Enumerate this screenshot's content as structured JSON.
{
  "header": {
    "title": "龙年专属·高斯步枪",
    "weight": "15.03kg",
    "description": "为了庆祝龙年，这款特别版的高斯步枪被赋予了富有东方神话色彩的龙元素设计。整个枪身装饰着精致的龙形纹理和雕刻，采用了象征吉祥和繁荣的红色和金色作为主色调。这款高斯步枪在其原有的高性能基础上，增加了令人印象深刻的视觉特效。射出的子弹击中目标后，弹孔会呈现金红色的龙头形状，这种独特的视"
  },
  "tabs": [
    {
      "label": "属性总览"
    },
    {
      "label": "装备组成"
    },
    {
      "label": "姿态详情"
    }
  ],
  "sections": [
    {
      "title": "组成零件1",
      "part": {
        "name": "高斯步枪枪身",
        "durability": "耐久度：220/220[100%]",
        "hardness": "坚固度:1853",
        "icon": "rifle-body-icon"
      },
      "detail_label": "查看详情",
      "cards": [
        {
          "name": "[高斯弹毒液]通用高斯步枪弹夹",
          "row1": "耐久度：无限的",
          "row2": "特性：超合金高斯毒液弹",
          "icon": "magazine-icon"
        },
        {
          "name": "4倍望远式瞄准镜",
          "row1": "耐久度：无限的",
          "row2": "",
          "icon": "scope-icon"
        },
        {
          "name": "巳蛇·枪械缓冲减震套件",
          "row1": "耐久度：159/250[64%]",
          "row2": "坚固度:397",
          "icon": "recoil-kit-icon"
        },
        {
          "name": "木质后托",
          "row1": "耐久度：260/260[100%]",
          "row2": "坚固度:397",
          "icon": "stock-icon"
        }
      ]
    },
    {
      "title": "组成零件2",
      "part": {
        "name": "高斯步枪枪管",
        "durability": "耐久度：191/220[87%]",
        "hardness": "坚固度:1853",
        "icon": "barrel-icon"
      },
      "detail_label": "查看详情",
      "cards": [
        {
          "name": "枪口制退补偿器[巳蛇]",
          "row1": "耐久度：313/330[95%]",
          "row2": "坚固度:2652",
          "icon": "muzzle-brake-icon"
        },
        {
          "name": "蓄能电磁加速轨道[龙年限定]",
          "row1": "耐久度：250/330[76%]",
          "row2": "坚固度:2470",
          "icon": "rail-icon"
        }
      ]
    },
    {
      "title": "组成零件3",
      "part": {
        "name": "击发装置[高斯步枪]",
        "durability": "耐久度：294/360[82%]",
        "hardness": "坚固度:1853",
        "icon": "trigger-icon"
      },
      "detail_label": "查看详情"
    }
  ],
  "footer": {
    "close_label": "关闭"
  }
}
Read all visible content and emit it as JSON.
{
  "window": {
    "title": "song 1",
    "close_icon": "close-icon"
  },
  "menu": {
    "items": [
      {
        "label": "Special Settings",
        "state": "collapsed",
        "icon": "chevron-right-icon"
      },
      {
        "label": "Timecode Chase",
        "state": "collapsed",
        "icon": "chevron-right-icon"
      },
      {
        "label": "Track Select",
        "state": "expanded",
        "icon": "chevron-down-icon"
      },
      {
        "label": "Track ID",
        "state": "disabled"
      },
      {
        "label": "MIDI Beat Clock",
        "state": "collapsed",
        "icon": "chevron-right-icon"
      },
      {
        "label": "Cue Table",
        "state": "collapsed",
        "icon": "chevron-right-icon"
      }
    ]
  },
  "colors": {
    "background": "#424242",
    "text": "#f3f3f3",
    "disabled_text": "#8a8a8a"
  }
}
============
Repeat the data exactly. Leave nothing out.

Enumerate this screenshot's content as structured JSON.
{
  "header": {
    "title": "龙年专属·高斯步枪",
    "weight": "15.03kg",
    "description": "为了庆祝龙年，这款特别版的高斯步枪被赋予了富有东方神话色彩的龙元素设计。整个枪身装饰着精致的龙形纹理和雕刻，采用了象征吉祥和繁荣的红色和金色作为主色调。这款高斯步枪在其原有的高性能基础上，增加了令人印象深刻的视觉特效。射出的子弹击中目标后，弹孔会呈现金红色的龙头形状，这种独特的视"
  },
  "tabs": [
    {
      "label": "属性总览"
    },
    {
      "label": "装备组成"
    },
    {
      "label": "姿态详情"
    }
  ],
  "sections": [
    {
      "title": "组成零件1",
      "part": {
        "name": "高斯步枪枪身",
        "durability": "耐久度：220/220[100%]",
        "hardness": "坚固度:1853",
        "icon": "rifle-body-icon"
      },
      "detail_label": "查看详情",
      "cards": [
        {
          "name": "[高斯弹毒液]通用高斯步枪弹夹",
          "row1": "耐久度：无限的",
          "row2": "特性：超合金高斯毒液弹",
          "icon": "magazine-icon"
        },
        {
          "name": "4倍望远式瞄准镜",
          "row1": "耐久度：无限的",
          "row2": "",
          "icon": "scope-icon"
        },
        {
          "name": "巳蛇·枪械缓冲减震套件",
          "row1": "耐久度：159/250[64%]",
          "row2": "坚固度:397",
          "icon": "recoil-kit-icon"
        },
        {
          "name": "木质后托",
          "row1": "耐久度：260/260[100%]",
          "row2": "坚固度:397",
          "icon": "stock-icon"
        }
      ]
    },
    {
      "title": "组成零件2",
      "part": {
        "name": "高斯步枪枪管",
        "durability": "耐久度：191/220[87%]",
        "hardness": "坚固度:1853",
        "icon": "barrel-icon"
      },
      "detail_label": "查看详情",
      "cards": [
        {
          "name": "枪口制退补偿器[巳蛇]",
          "row1": "耐久度：313/330[95%]",
          "row2": "坚固度:2652",
          "icon": "muzzle-brake-icon"
        },
        {
          "name": "蓄能电磁加速轨道[龙年限定]",
          "row1": "耐久度：250/330[76%]",
          "row2": "坚固度:2470",
          "icon": "rail-icon"
        }
      ]
    },
    {
      "title": "组成零件3",
      "part": {
        "name": "击发装置[高斯步枪]",
        "durability": "耐久度：294/360[82%]",
        "hardness": "坚固度:1853",
        "icon": "trigger-icon"
      },
      "detail_label": "查看详情"
    }
  ],
  "footer": {
    "close_label": "关闭"
  }
}
Read all visible content and emit it as JSON.
{
  "window": {
    "title": "song 1",
    "close_icon": "close-icon"
  },
  "menu": {
    "items": [
      {
        "label": "Special Settings",
        "state": "collapsed",
        "icon": "chevron-right-icon"
      },
      {
        "label": "Timecode Chase",
        "state": "collapsed",
        "icon": "chevron-right-icon"
      },
      {
        "label": "Track Select",
        "state": "expanded",
        "icon": "chevron-down-icon"
      },
      {
        "label": "Track ID",
        "state": "disabled"
      },
      {
        "label": "MIDI Beat Clock",
        "state": "collapsed",
        "icon": "chevron-right-icon"
      },
      {
        "label": "Cue Table",
        "state": "collapsed",
        "icon": "chevron-right-icon"
      }
    ]
  },
  "colors": {
    "background": "#424242",
    "text": "#f3f3f3",
    "disabled_text": "#8a8a8a"
  }
}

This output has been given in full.